INPUT FOR THIS TASK -

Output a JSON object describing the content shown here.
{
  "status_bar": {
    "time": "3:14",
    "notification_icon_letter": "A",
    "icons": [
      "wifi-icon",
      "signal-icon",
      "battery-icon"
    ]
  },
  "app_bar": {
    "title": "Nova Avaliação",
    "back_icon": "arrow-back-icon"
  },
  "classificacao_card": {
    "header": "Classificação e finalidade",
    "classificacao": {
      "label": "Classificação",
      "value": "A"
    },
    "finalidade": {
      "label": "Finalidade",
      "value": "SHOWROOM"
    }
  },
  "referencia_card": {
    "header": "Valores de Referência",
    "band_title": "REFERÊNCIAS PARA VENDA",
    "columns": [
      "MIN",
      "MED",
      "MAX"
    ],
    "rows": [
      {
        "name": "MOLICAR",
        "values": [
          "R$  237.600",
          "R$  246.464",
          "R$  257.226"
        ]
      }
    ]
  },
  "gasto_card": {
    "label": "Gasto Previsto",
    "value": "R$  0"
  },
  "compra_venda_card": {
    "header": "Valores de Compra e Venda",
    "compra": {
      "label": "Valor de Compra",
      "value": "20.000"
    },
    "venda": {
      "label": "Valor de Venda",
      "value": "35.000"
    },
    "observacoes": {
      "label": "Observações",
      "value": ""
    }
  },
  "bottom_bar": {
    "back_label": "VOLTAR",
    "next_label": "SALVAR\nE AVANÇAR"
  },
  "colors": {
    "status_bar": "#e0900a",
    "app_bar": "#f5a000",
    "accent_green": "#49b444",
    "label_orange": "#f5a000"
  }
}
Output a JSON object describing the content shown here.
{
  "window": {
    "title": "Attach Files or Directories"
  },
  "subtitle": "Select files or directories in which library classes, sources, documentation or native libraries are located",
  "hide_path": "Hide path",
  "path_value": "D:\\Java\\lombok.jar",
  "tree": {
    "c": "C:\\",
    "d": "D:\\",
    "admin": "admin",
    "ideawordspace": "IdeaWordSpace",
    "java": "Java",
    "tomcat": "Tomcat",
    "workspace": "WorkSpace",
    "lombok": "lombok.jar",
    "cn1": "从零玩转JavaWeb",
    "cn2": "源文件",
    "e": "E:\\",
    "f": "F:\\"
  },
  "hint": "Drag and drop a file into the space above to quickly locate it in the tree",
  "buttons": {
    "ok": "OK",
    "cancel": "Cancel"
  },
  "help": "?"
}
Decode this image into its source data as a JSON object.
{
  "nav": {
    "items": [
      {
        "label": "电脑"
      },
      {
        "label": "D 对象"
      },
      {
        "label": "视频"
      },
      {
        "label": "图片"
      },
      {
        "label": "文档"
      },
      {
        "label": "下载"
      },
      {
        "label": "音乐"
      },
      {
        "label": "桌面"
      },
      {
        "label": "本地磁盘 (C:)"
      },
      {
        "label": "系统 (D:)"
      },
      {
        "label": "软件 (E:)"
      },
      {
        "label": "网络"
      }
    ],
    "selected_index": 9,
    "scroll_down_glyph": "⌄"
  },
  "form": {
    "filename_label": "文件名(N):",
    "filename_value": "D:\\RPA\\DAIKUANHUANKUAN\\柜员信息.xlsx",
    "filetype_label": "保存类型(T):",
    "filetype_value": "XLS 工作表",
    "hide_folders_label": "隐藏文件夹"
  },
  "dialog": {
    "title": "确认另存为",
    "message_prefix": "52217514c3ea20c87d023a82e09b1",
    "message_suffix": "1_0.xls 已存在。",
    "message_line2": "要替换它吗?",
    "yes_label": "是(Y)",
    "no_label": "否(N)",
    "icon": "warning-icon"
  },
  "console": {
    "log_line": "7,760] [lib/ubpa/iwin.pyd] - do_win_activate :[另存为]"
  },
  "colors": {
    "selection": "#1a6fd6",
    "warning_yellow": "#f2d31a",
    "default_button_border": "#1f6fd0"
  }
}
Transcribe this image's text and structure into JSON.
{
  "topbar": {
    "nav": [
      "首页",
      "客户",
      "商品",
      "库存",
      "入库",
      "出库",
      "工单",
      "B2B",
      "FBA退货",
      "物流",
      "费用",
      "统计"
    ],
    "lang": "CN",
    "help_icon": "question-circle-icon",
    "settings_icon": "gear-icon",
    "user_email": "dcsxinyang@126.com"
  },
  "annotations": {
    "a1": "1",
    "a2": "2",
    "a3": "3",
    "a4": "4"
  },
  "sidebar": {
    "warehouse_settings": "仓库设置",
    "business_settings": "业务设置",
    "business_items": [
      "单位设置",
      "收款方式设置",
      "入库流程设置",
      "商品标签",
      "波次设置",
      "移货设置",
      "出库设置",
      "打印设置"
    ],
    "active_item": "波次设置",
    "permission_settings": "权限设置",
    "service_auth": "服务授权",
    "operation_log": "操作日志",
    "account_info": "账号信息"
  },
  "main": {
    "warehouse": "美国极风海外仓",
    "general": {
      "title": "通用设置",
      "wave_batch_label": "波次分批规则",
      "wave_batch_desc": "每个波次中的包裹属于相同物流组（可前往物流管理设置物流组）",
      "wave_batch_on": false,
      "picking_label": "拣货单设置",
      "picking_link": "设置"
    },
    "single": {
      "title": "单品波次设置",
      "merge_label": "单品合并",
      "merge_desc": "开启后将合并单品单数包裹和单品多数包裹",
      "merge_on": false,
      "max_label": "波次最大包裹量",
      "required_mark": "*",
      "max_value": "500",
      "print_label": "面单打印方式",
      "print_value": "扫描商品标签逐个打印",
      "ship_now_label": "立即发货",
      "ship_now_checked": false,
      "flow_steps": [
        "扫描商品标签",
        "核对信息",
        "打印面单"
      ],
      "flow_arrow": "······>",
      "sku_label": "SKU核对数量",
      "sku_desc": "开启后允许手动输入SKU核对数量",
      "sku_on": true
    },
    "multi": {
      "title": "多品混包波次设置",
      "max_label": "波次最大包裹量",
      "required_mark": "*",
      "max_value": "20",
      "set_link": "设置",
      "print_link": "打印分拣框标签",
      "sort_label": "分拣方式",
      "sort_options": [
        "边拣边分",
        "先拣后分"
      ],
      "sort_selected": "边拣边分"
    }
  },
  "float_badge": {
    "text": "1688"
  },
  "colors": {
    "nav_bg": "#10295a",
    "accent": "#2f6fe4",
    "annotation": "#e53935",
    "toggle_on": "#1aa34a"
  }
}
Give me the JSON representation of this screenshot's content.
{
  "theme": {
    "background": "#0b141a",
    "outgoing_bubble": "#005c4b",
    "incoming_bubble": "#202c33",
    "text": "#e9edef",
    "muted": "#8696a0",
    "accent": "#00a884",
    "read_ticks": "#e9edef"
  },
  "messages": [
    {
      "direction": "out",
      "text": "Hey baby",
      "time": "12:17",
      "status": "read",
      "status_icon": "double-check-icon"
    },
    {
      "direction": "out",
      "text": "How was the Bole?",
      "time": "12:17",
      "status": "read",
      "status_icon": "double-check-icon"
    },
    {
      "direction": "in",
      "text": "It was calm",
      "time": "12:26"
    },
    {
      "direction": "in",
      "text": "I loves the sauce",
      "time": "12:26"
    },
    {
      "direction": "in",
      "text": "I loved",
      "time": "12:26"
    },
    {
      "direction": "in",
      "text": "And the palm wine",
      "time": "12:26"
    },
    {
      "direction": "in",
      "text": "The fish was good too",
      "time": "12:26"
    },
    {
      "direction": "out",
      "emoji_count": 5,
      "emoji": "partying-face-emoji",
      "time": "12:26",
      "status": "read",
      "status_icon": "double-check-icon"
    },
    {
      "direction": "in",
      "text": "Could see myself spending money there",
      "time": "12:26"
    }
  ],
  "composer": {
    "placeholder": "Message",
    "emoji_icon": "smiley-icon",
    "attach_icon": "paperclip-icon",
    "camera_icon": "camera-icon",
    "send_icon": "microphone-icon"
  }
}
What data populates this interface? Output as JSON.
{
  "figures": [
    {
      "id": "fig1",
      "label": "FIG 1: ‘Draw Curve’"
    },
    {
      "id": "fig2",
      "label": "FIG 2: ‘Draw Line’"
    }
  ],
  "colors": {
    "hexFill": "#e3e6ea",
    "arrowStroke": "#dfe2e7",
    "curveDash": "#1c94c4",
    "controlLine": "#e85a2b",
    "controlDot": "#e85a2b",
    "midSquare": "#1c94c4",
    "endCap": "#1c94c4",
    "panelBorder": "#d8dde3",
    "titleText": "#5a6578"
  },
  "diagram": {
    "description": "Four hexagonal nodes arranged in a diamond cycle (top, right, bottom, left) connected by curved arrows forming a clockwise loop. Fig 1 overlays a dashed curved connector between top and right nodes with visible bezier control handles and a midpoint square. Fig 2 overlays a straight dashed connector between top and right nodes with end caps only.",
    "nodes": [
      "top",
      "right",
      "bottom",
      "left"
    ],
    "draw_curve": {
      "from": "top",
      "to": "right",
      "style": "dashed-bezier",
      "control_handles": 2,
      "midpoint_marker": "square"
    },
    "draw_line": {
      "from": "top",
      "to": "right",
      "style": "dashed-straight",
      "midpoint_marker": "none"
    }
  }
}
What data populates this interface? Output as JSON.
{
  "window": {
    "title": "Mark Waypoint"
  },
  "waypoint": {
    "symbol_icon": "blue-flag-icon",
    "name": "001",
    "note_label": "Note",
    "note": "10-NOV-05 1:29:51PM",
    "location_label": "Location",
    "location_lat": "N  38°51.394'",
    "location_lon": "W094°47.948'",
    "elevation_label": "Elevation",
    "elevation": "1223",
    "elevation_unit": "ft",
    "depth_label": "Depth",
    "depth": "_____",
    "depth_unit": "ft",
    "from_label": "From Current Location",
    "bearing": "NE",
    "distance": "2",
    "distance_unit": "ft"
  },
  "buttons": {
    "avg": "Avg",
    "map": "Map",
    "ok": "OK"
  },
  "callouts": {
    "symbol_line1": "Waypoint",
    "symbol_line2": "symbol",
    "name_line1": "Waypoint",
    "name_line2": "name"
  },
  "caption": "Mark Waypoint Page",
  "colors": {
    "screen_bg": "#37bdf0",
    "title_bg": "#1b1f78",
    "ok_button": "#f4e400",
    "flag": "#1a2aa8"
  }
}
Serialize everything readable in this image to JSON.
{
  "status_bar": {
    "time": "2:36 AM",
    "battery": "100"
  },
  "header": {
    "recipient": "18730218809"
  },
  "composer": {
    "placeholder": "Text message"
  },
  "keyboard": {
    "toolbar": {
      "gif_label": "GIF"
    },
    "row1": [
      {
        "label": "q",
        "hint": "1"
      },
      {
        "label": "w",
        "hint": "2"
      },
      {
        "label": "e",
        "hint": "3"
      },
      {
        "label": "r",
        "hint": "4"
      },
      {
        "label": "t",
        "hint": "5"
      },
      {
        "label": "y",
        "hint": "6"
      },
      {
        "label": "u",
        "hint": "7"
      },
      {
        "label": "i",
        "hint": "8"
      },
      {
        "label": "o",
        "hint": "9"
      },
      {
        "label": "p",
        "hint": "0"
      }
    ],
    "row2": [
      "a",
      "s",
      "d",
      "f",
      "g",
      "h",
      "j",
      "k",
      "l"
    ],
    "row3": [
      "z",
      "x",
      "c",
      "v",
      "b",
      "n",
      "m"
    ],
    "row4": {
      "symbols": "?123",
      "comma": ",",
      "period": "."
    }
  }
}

INSTRUCTIONS FOR THE TASK -
Give the number of lines above in which the word "flag" occurs, with nothing else.

RESULT OF THE TASK -
2